The United Methodist Church's Doctrinal Position On The Holy Bible

By: Dr. Gregory S. Neal

My articles on Inerrancy have produced quite a few questions on what United Methodists believe regarding the Bible, and other related topics. For instance, one of the most common questions I have received has been:

"What is the official position of The United Methodist Church on the Holy Scriptures?"

Frankly, and unfortunately, most United Methodists don’t seem to know that their denomination has official doctrines. For years, now, many of us have been told that it doesn’t matter what we believe, while others have been told that the fine points of faith are matters of personal opinion. Equally troubling has been the idea that "the simple Bible" is all the doctrine a Christian really needs, an attitude which sadly ignores the 2000+ years of faithful biblical scholarship which has gone before us.

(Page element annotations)
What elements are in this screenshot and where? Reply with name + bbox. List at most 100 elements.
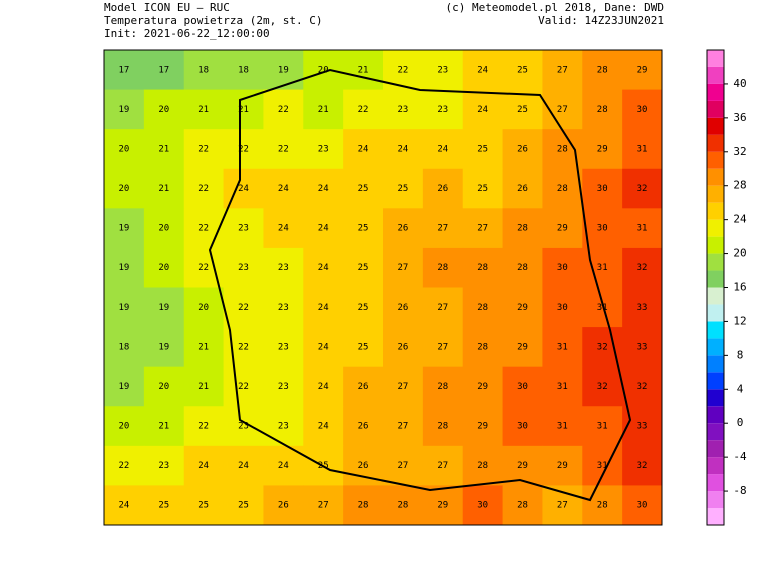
temperature-value: 24 <box>318 303 329 313</box>
temperature-cell <box>143 287 185 328</box>
temperature-cell <box>462 129 504 170</box>
temperature-cell <box>263 129 304 170</box>
temperature-cell <box>502 247 543 288</box>
temperature-cell <box>462 208 504 249</box>
temperature-cell <box>622 445 663 486</box>
colorbar-swatch <box>707 491 724 509</box>
temperature-value: 28 <box>437 422 448 432</box>
temperature-cell <box>263 247 304 288</box>
colorbar-swatch <box>707 457 724 475</box>
temperature-cell <box>582 208 623 249</box>
colorbar-swatch <box>707 406 724 424</box>
temperature-value: 24 <box>318 263 329 273</box>
temperature-cell <box>542 287 583 328</box>
temperature-value: 32 <box>637 263 648 273</box>
temperature-value: 24 <box>318 342 329 352</box>
temperature-cell <box>622 208 663 249</box>
temperature-value: 23 <box>278 382 289 392</box>
colorbar-swatch <box>707 338 724 356</box>
temperature-value: 25 <box>358 224 369 234</box>
temperature-value: 21 <box>158 184 169 194</box>
temperature-cell <box>143 50 185 91</box>
temperature-cell <box>223 366 264 407</box>
temperature-value: 24 <box>318 422 329 432</box>
temperature-value: 25 <box>477 184 488 194</box>
temperature-cell <box>143 208 185 249</box>
colorbar-swatch <box>707 508 724 525</box>
temperature-value: 32 <box>597 382 608 392</box>
temperature-value: 22 <box>398 65 409 75</box>
colorbar-swatch <box>707 66 724 84</box>
temperature-cell <box>303 247 344 288</box>
temperature-cell <box>502 406 543 447</box>
temperature-cell <box>343 89 384 130</box>
colorbar-swatch <box>707 474 724 492</box>
temperature-cell <box>223 445 264 486</box>
colorbar-tick-label: 0 <box>737 416 744 429</box>
colorbar-tick-label: 28 <box>733 179 746 192</box>
temperature-value: 27 <box>557 501 568 511</box>
temperature-cell <box>462 89 504 130</box>
temperature-cell <box>303 208 344 249</box>
temperature-value: 28 <box>517 501 528 511</box>
temperature-cell <box>143 129 185 170</box>
temperature-cell <box>462 406 504 447</box>
temperature-value: 19 <box>278 65 289 75</box>
temperature-cell <box>462 366 504 407</box>
temperature-cell <box>303 406 344 447</box>
temperature-value: 24 <box>318 184 329 194</box>
temperature-value: 32 <box>597 342 608 352</box>
temperature-value: 30 <box>597 224 608 234</box>
temperature-cell <box>622 168 663 209</box>
temperature-value: 29 <box>477 422 488 432</box>
colorbar-swatch <box>707 50 724 67</box>
temperature-cell <box>542 327 583 368</box>
temperature-cell <box>343 287 384 328</box>
temperature-value: 29 <box>437 501 448 511</box>
temperature-value: 27 <box>318 501 329 511</box>
temperature-value: 23 <box>238 263 249 273</box>
temperature-cell <box>422 287 464 328</box>
temperature-cell <box>542 208 583 249</box>
temperature-cell <box>143 485 185 526</box>
temperature-cell <box>263 287 304 328</box>
temperature-cell <box>582 287 623 328</box>
temperature-value: 27 <box>398 382 409 392</box>
colorbar-tick-label: 24 <box>733 213 747 226</box>
temperature-cell <box>542 366 583 407</box>
temperature-cell <box>104 287 145 328</box>
temperature-cell <box>343 129 384 170</box>
temperature-value: 23 <box>437 65 448 75</box>
temperature-cell <box>542 445 583 486</box>
temperature-cell <box>462 445 504 486</box>
temperature-value: 31 <box>597 461 608 471</box>
valid-label: Valid: 14Z23JUN2021 <box>538 14 664 27</box>
temperature-cell <box>263 208 304 249</box>
temperature-cell <box>104 50 145 91</box>
temperature-cell <box>343 327 384 368</box>
temperature-value: 32 <box>637 461 648 471</box>
temperature-value: 22 <box>238 342 249 352</box>
temperature-value: 31 <box>637 144 648 154</box>
temperature-value: 25 <box>358 342 369 352</box>
temperature-value: 26 <box>398 224 409 234</box>
temperature-cell <box>104 247 145 288</box>
colorbar-swatch <box>707 440 724 458</box>
temperature-cell <box>104 89 145 130</box>
temperature-value: 17 <box>119 65 130 75</box>
colorbar-swatch <box>707 219 724 237</box>
temperature-cell <box>422 445 464 486</box>
temperature-value: 28 <box>437 382 448 392</box>
temperature-cell <box>422 247 464 288</box>
temperature-value: 30 <box>597 184 608 194</box>
temperature-value: 31 <box>637 224 648 234</box>
temperature-value: 22 <box>358 105 369 115</box>
temperature-cell <box>383 208 424 249</box>
temperature-cell <box>502 208 543 249</box>
temperature-value: 26 <box>398 342 409 352</box>
temperature-cell <box>343 50 384 91</box>
temperature-cell <box>263 406 304 447</box>
temperature-value: 20 <box>158 105 169 115</box>
colorbar-swatch <box>707 355 724 373</box>
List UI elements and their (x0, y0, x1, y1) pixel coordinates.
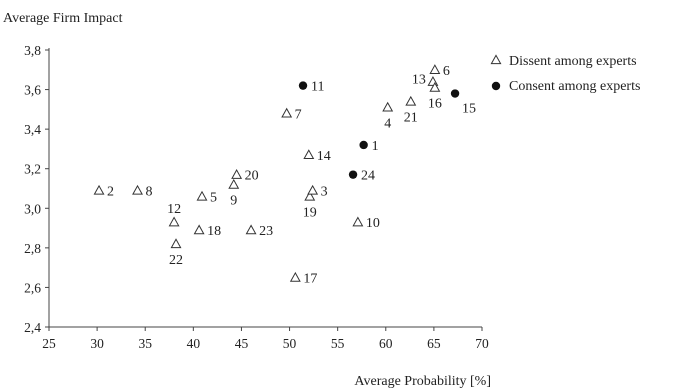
dissent-point-marker (307, 184, 319, 195)
consent-point-marker (450, 89, 460, 98)
dissent-point-marker (196, 190, 208, 201)
point-label: 5 (210, 190, 217, 205)
point-label: 18 (207, 224, 221, 239)
point-label: 1 (372, 139, 379, 154)
x-tick-label: 40 (187, 336, 201, 351)
dissent-point-marker (231, 169, 243, 179)
consent-point-marker (348, 170, 358, 179)
y-tick-label: 3,6 (24, 83, 41, 98)
dissent-point-marker (289, 271, 301, 282)
y-tick-label: 2,4 (24, 320, 41, 335)
point-label: 2 (107, 184, 114, 199)
dissent-point-marker (304, 190, 316, 201)
x-tick-label: 45 (235, 336, 249, 351)
x-tick-label: 65 (427, 336, 441, 351)
point-label: 11 (311, 80, 324, 95)
point-label: 22 (169, 253, 183, 268)
x-tick-label: 70 (475, 336, 489, 351)
dissent-point-marker (132, 184, 143, 195)
dissent-point-marker (168, 216, 180, 227)
legend: Dissent among experts Consent among exper… (490, 54, 640, 94)
x-axis-title: Average Probability [%] (354, 374, 491, 388)
x-tick-label: 30 (90, 336, 104, 351)
point-label: 23 (259, 224, 273, 239)
point-label: 17 (303, 272, 317, 287)
y-tick-label: 2,8 (24, 241, 41, 256)
dissent-point-marker (303, 149, 315, 160)
y-tick-label: 3,0 (24, 201, 41, 216)
dissent-point-marker (429, 81, 441, 92)
x-tick-label: 55 (331, 336, 345, 351)
dissent-point-marker (281, 107, 293, 118)
dissent-point-marker (352, 216, 364, 227)
dissent-point-marker (427, 76, 439, 86)
axes: 25 30 35 40 45 50 55 60 65 702,42,62,83,03,23,43,… (24, 43, 489, 351)
point-label: 15 (462, 102, 476, 117)
consent-point-marker (359, 140, 368, 150)
point-label: 10 (366, 216, 380, 231)
legend-label: Dissent among experts (509, 54, 637, 69)
point-label: 19 (303, 205, 317, 220)
point-label: 6 (443, 64, 450, 79)
point-label: 12 (167, 202, 181, 217)
y-tick-label: 3,4 (24, 122, 41, 137)
dissent-point-marker (93, 184, 105, 195)
dissent-point-marker (193, 224, 205, 235)
point-label: 4 (384, 116, 391, 131)
y-tick-label: 3,8 (24, 43, 41, 58)
legend-triangle-icon (490, 54, 502, 65)
y-tick-label: 3,2 (24, 162, 41, 177)
y-axis-title: Average Firm Impact (3, 11, 123, 26)
point-label: 21 (404, 110, 418, 125)
dissent-point-marker (382, 101, 394, 112)
legend-label: Consent among experts (509, 79, 640, 94)
dissent-point-marker (245, 224, 257, 235)
point-label: 20 (245, 169, 259, 184)
dissent-point-marker (228, 178, 240, 189)
x-tick-label: 60 (379, 336, 393, 351)
point-label: 9 (230, 194, 237, 209)
point-label: 24 (361, 169, 375, 184)
point-label: 16 (428, 97, 442, 112)
dissent-point-marker (405, 95, 417, 106)
point-label: 13 (412, 73, 426, 88)
point-label: 14 (317, 149, 331, 164)
point-label: 3 (321, 184, 328, 199)
legend-dot-icon (491, 81, 501, 91)
dissent-point-marker (429, 64, 441, 74)
y-tick-label: 2,6 (24, 280, 41, 295)
x-tick-label: 50 (283, 336, 297, 351)
x-tick-label: 25 (42, 336, 56, 351)
x-tick-label: 35 (138, 336, 152, 351)
consent-point-marker (298, 81, 308, 90)
point-label: 8 (146, 184, 153, 199)
point-label: 7 (295, 107, 302, 122)
dissent-point-marker (170, 238, 182, 249)
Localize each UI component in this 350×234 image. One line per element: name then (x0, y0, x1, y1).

### List of tasks
A) Format the entries as a numbered list, omitting any blank lines, beginning at the line that contains "temperature-value: 24 <box>318 303" and stopping after the line that contains "temperature-cell <box>582 208 623 249</box>".
B) Resume the article on the United Methodist Church's doctrinal position on the Bible from the point where it stops.

### Results for each task
A)
1. temperature-value: 24 <box>318 303 329 313</box>
2. temperature-cell <box>143 287 185 328</box>
3. temperature-cell <box>462 129 504 170</box>
4. temperature-cell <box>263 129 304 170</box>
5. temperature-cell <box>502 247 543 288</box>
6. temperature-cell <box>462 208 504 249</box>
7. temperature-cell <box>622 445 663 486</box>
8. colorbar-swatch <box>707 491 724 509</box>
9. temperature-value: 28 <box>437 422 448 432</box>
10. temperature-cell <box>263 247 304 288</box>
11. colorbar-swatch <box>707 457 724 475</box>
12. temperature-cell <box>582 208 623 249</box>

B)
In actuality, United Methodists have a very rich heritage of doctrinal standards which goes back to long before the beginning of our denomination. The core of these standards can be found in the Articles of Religion, which we inherited from our sisters and brothers in the Church of England. The fifth Article of Religion states the "official" position of our Church on "The Sufficiency of the Holy Scriptures for Salvation":

The Holy Scriptures containeth all things necessary to salvation; so that whatsoever is not read therein, nor may be proved thereby, is not to be required of any man that it should be believed as an article of faith, or be thought requisite or necessary to salvation.

This doctrinal position should make it clear that the Bible is, indeed, central to Christian life and faith. The Bible is authoritative because it is the norm by which the requirements for salvation are established —if a theological opinion or belief is not found in the Scriptures, or if it otherwise cannot be supported through a careful study of the Scriptures, then it cannot be required that a person believe it.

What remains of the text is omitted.